[Data excerpts]
** begin **
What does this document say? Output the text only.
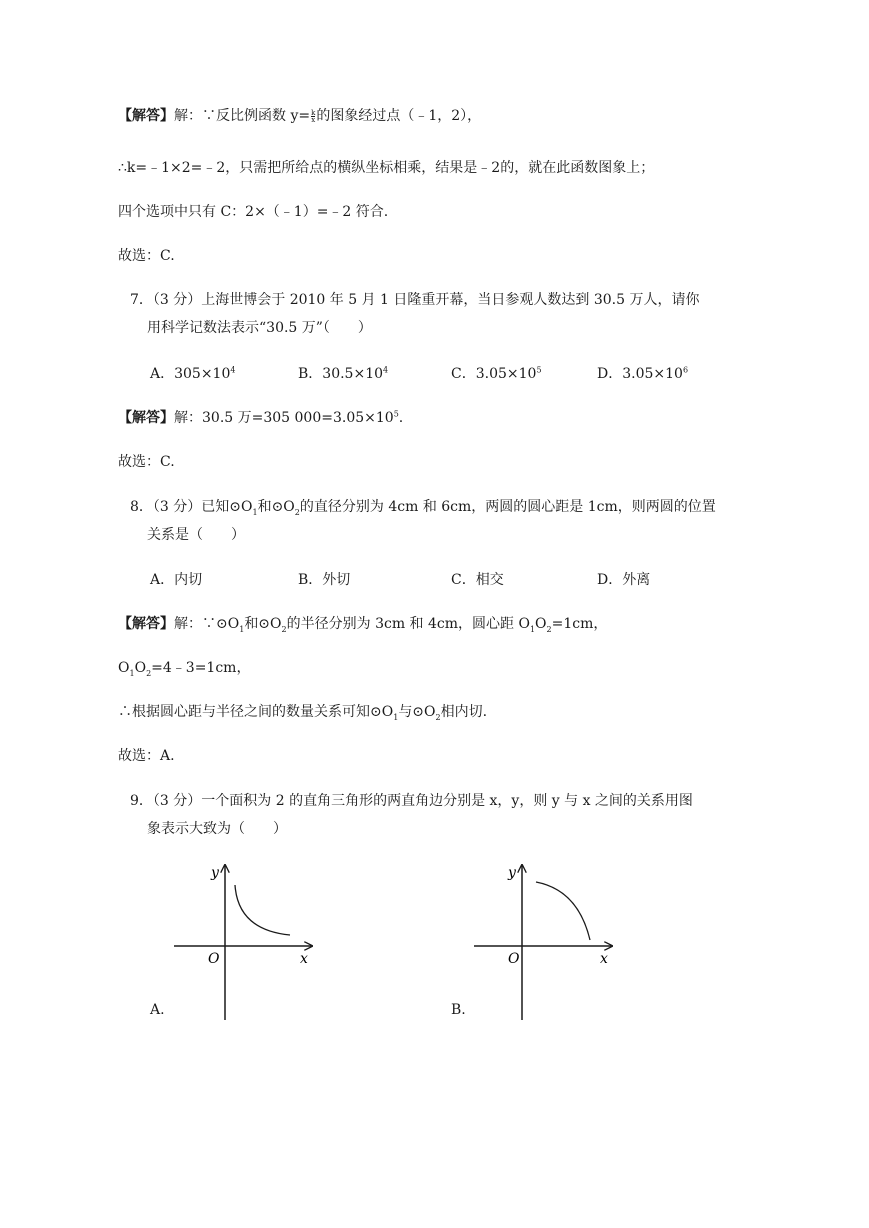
【解答】解：∵反比例函数 $y= \frac{k}{x}$ 的图象经过点（﹣1，2），
∴k=﹣1×2=﹣2，只需把所给点的横纵坐标相乘，结果是﹣2的，就在此函数图象上；
四个选项中只有 C：2×（﹣1）=﹣2 符合.
故选：C.
7．（3 分）上海世博会于 2010 年 5 月 1 日隆重开幕，当日参观人数达到 30.5 万人，请你
用科学记数法表示“30.5 万”（　　）
A．$305\times 10^4$	B．$30.5\times 10^4$	C．$3.05\times 10^5$	D．$3.05\times 10^6$
【解答】解：30.5 万=305 $000=3.05\times 10^5$.
故选：C.
8．（3 分）已知$⊙O_1$和$⊙O_2$的直径分别为 4cm 和 6cm，两圆的圆心距是 1cm，则两圆的位置
关系是（　　）
A．内切	B．外切	C．相交	D．外离
【解答】解：$\because⊙O_1$和$⊙O_2$的半径分别为 3cm 和 4cm，圆心距 $O_1O_2=1cm$，
$O_1O_2=4﹣3=1cm$，
∴根据圆心距与半径之间的数量关系可知$⊙O_1$与$⊙O_2$相内切.
故选：A.
9．（3 分）一个面积为 2 的直角三角形的两直角边分别是 x，y，则 y 与 x 之间的关系用图
象表示大致为（　　）
y
x
O
A.
y
x
O
B.
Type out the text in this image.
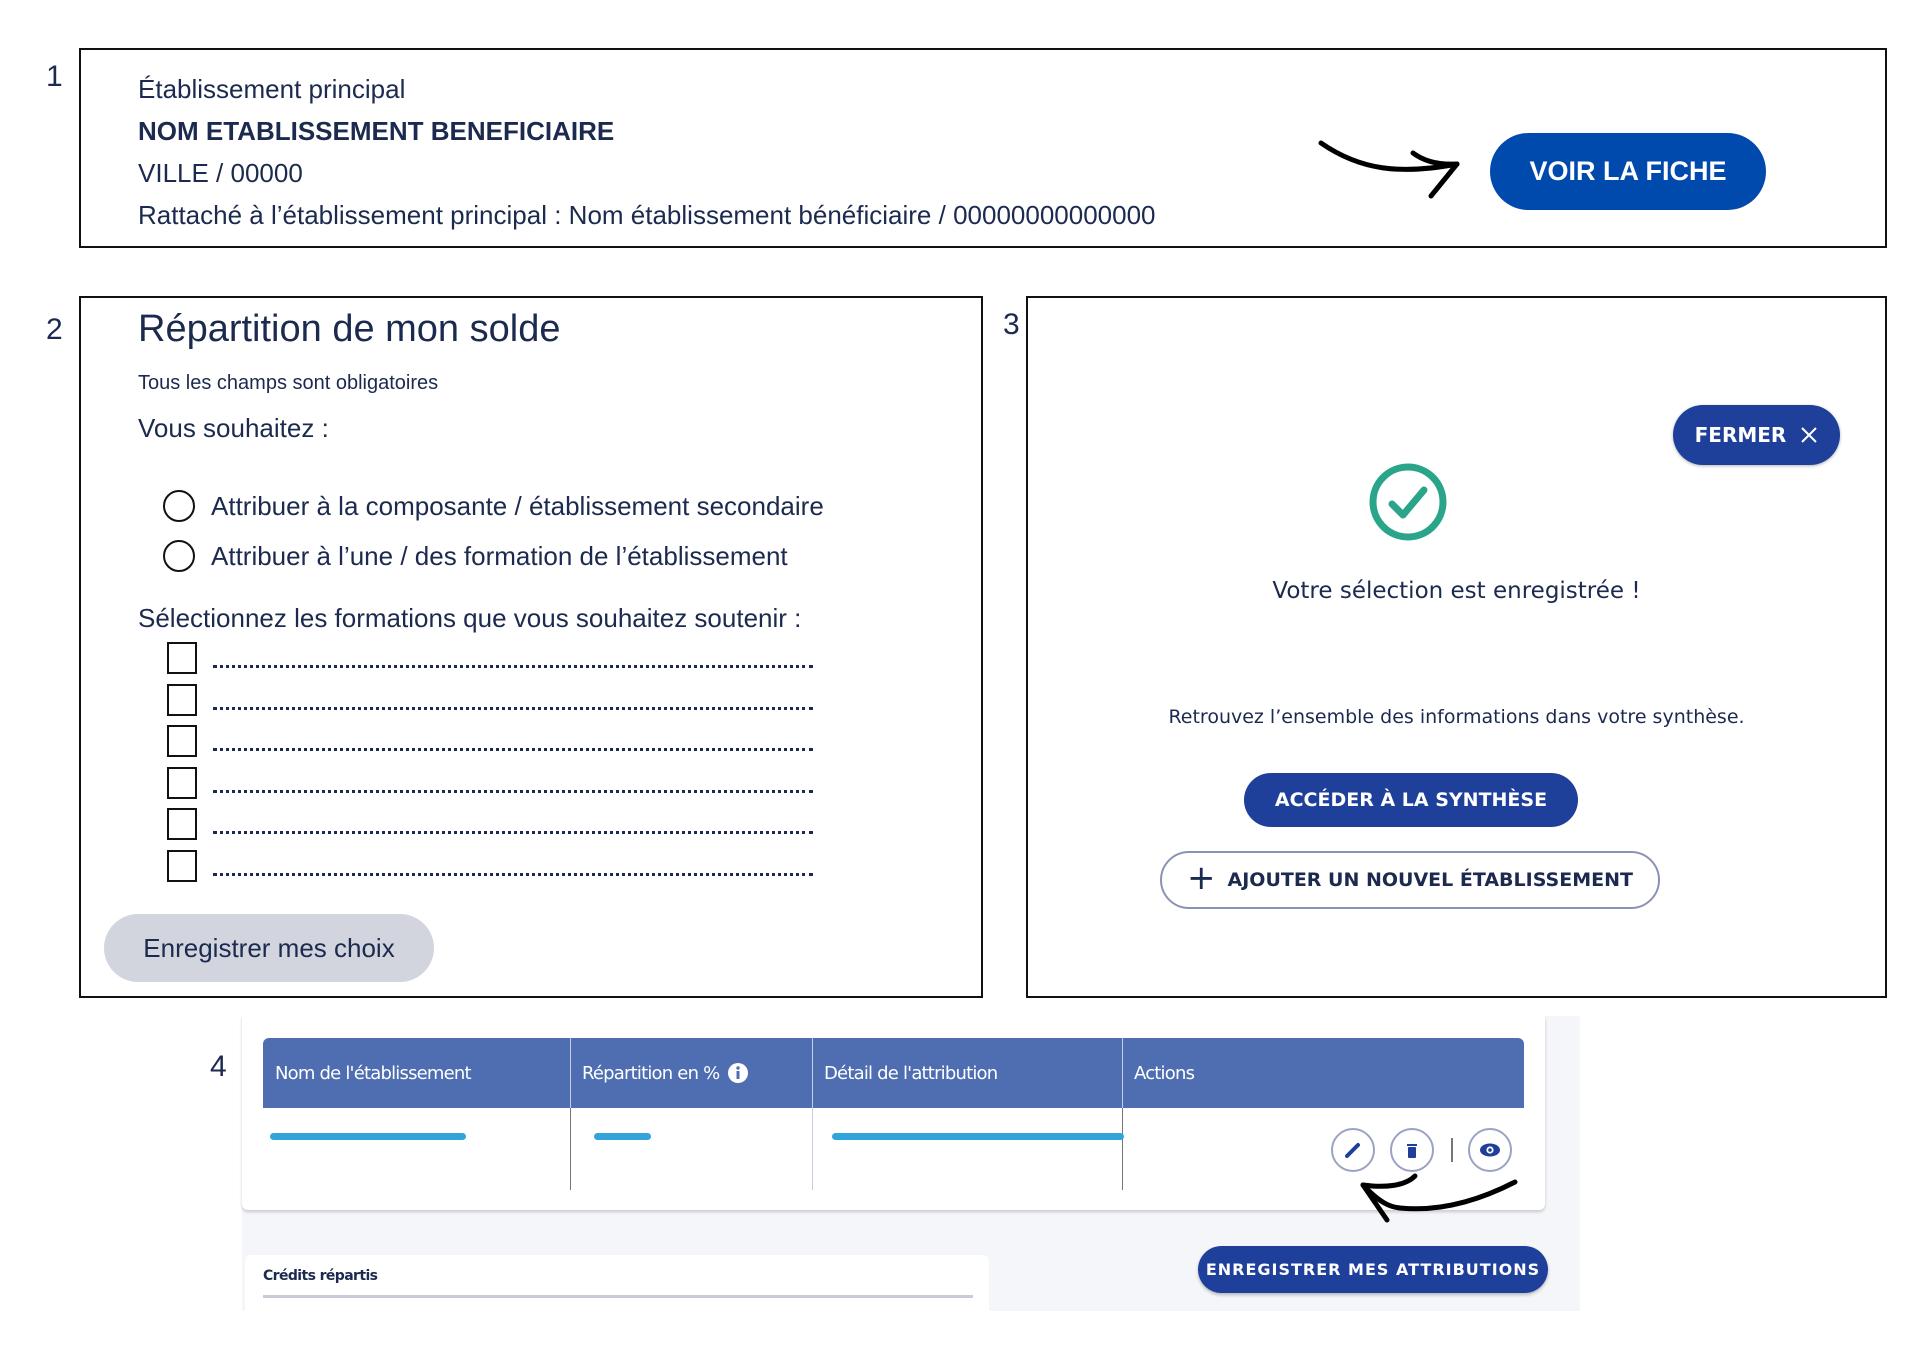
1
2	3
4
Établissement principal
NOM ETABLISSEMENT BENEFICIAIRE
VILLE / 00000
Rattaché à l’établissement principal : Nom établissement bénéficiaire / 00000000000000
VOIR LA FICHE
Répartition de mon solde
Tous les champs sont obligatoires
Vous souhaitez :
Attribuer à la composante / établissement secondaire
Attribuer à l’une / des formation de l’établissement
Sélectionnez les formations que vous souhaitez soutenir :
Enregistrer mes choix
FERMER
Votre sélection est enregistrée !
Retrouvez l’ensemble des informations dans votre synthèse.
ACCÉDER À LA SYNTHÈSE
+ AJOUTER UN NOUVEL ÉTABLISSEMENT
Nom de l'établissement	Répartition en %	Détail de l'attribution	Actions
Crédits répartis	ENREGISTRER MES ATTRIBUTIONS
** end **
Each record must be quoted in full and exactly. Do not include the pictures.

Answer to this exercise —
What does this document say? Output the text only.
【解答】解：∵反比例函数 $y= \frac{k}{x}$ 的图象经过点（﹣1，2），
∴k=﹣1×2=﹣2，只需把所给点的横纵坐标相乘，结果是﹣2的，就在此函数图象上；
四个选项中只有 C：2×（﹣1）=﹣2 符合.
故选：C.
7．（3 分）上海世博会于 2010 年 5 月 1 日隆重开幕，当日参观人数达到 30.5 万人，请你
用科学记数法表示“30.5 万”（　　）
A．$305\times 10^4$	B．$30.5\times 10^4$	C．$3.05\times 10^5$	D．$3.05\times 10^6$
【解答】解：30.5 万=305 $000=3.05\times 10^5$.
故选：C.
8．（3 分）已知$⊙O_1$和$⊙O_2$的直径分别为 4cm 和 6cm，两圆的圆心距是 1cm，则两圆的位置
关系是（　　）
A．内切	B．外切	C．相交	D．外离
【解答】解：$\because⊙O_1$和$⊙O_2$的半径分别为 3cm 和 4cm，圆心距 $O_1O_2=1cm$，
$O_1O_2=4﹣3=1cm$，
∴根据圆心距与半径之间的数量关系可知$⊙O_1$与$⊙O_2$相内切.
故选：A.
9．（3 分）一个面积为 2 的直角三角形的两直角边分别是 x，y，则 y 与 x 之间的关系用图
象表示大致为（　　）
y
x
O
A.
y
x
O
B.
Type out the text in this image.
1
2	3
4
Établissement principal
NOM ETABLISSEMENT BENEFICIAIRE
VILLE / 00000
Rattaché à l’établissement principal : Nom établissement bénéficiaire / 00000000000000
VOIR LA FICHE
Répartition de mon solde
Tous les champs sont obligatoires
Vous souhaitez :
Attribuer à la composante / établissement secondaire
Attribuer à l’une / des formation de l’établissement
Sélectionnez les formations que vous souhaitez soutenir :
Enregistrer mes choix
FERMER
Votre sélection est enregistrée !
Retrouvez l’ensemble des informations dans votre synthèse.
ACCÉDER À LA SYNTHÈSE
+ AJOUTER UN NOUVEL ÉTABLISSEMENT
Nom de l'établissement	Répartition en %	Détail de l'attribution	Actions
Crédits répartis	ENREGISTRER MES ATTRIBUTIONS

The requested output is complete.